▸ Task objective: Tally the lines containing the word "text" and give the total alone.

▸ Material:
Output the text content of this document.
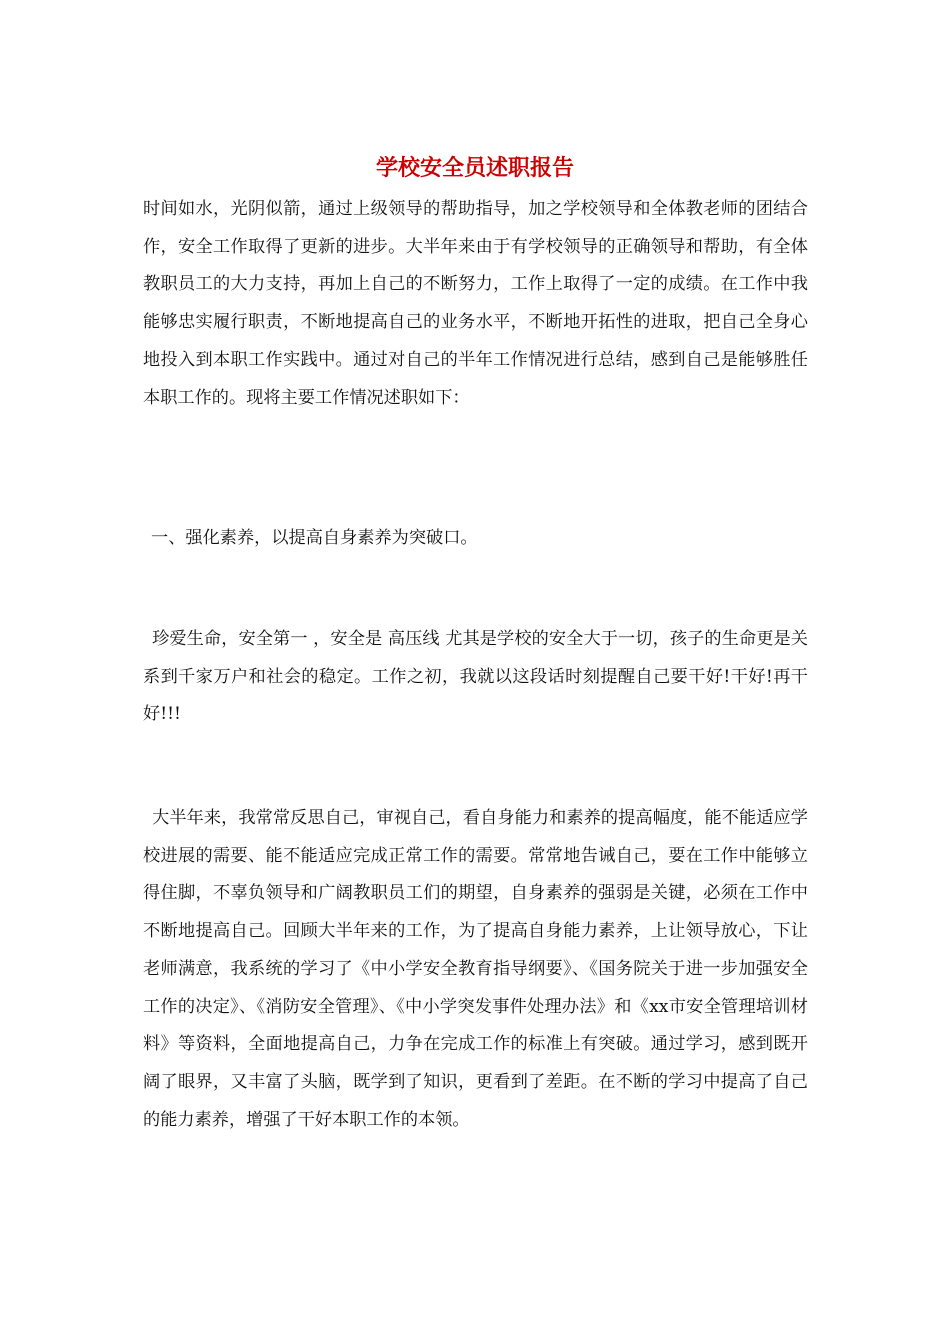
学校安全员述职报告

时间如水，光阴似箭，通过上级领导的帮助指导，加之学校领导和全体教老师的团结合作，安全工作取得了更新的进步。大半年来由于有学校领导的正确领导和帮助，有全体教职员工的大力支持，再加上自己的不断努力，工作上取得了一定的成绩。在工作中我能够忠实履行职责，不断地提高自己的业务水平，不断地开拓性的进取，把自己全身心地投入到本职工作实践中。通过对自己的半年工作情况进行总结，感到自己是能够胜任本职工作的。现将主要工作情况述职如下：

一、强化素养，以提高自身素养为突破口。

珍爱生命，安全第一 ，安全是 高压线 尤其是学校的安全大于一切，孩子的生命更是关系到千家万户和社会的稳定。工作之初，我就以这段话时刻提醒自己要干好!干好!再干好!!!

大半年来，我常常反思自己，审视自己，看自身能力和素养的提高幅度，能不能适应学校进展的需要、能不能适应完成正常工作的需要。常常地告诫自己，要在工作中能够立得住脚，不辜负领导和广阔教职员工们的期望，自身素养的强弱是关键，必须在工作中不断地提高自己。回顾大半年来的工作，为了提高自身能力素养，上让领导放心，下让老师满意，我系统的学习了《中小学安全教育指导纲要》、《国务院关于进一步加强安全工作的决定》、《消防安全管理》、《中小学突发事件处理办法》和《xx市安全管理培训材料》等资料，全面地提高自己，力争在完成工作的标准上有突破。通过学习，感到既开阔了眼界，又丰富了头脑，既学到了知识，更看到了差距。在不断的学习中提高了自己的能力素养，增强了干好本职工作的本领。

--

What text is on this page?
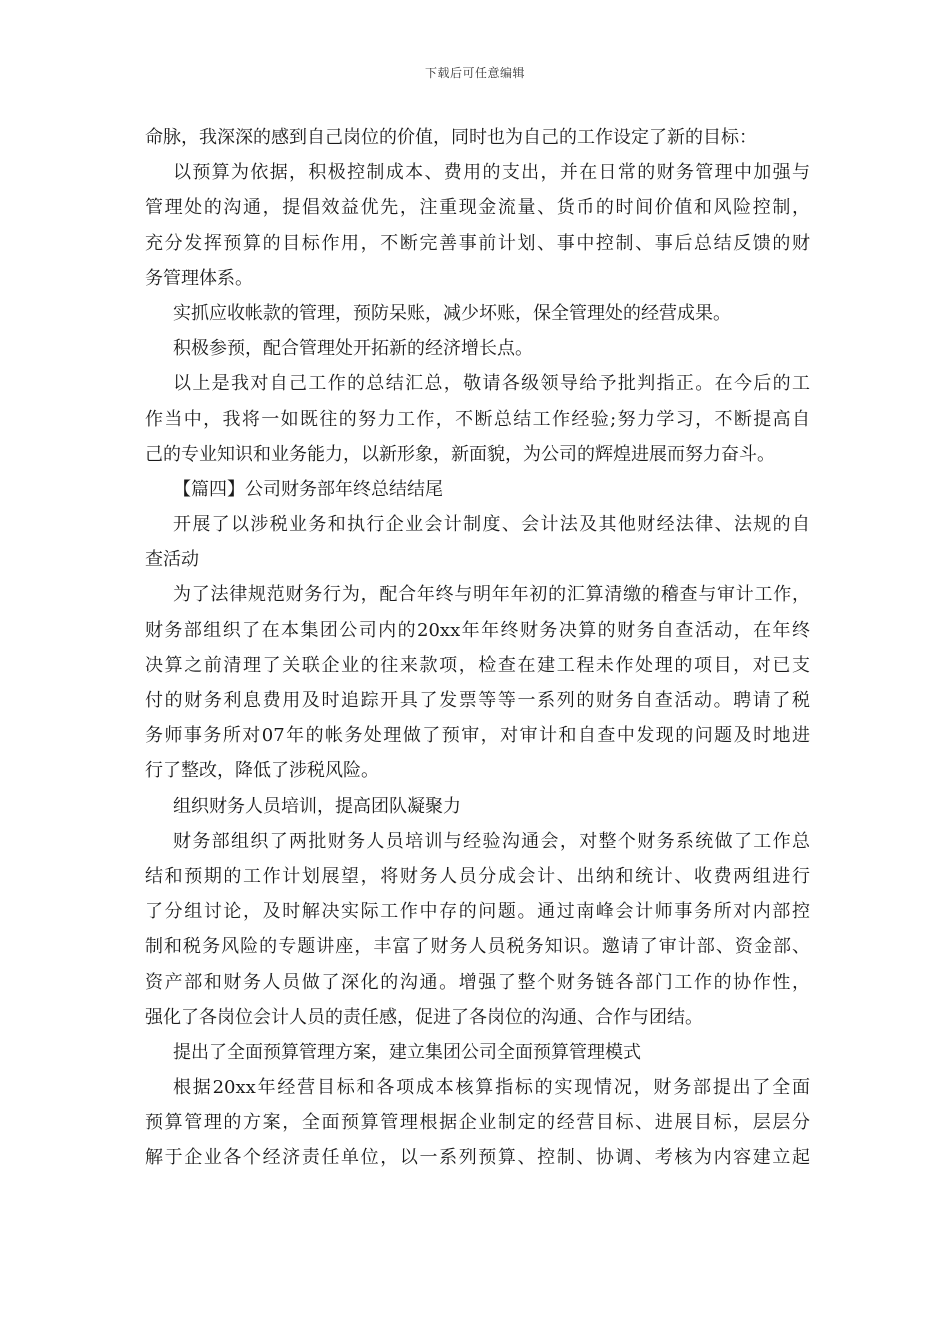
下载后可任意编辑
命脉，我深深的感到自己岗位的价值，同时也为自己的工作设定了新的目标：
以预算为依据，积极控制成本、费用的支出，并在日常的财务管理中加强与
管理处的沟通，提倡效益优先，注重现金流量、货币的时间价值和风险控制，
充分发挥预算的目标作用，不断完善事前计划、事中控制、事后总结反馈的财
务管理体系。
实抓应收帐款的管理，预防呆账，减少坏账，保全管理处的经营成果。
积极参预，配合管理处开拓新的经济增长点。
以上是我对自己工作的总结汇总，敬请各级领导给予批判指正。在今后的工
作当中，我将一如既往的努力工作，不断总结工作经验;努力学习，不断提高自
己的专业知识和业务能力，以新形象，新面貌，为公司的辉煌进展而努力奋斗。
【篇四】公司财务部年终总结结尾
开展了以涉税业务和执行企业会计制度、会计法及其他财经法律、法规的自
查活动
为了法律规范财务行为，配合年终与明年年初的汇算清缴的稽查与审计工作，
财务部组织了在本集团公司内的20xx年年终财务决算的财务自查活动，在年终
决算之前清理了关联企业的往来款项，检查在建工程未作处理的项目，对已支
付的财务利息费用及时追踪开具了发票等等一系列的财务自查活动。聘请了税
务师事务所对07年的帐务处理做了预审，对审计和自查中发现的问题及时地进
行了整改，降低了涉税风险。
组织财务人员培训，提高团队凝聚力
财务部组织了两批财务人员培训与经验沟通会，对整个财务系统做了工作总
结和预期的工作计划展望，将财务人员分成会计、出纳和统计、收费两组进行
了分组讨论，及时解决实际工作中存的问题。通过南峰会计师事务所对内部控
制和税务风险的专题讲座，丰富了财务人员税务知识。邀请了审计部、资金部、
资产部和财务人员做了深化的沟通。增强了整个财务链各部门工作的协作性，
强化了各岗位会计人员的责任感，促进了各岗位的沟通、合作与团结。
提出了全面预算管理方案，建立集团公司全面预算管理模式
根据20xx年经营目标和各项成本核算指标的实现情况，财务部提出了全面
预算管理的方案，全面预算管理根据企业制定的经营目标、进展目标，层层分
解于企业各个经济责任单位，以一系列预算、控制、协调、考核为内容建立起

▸ The output: 2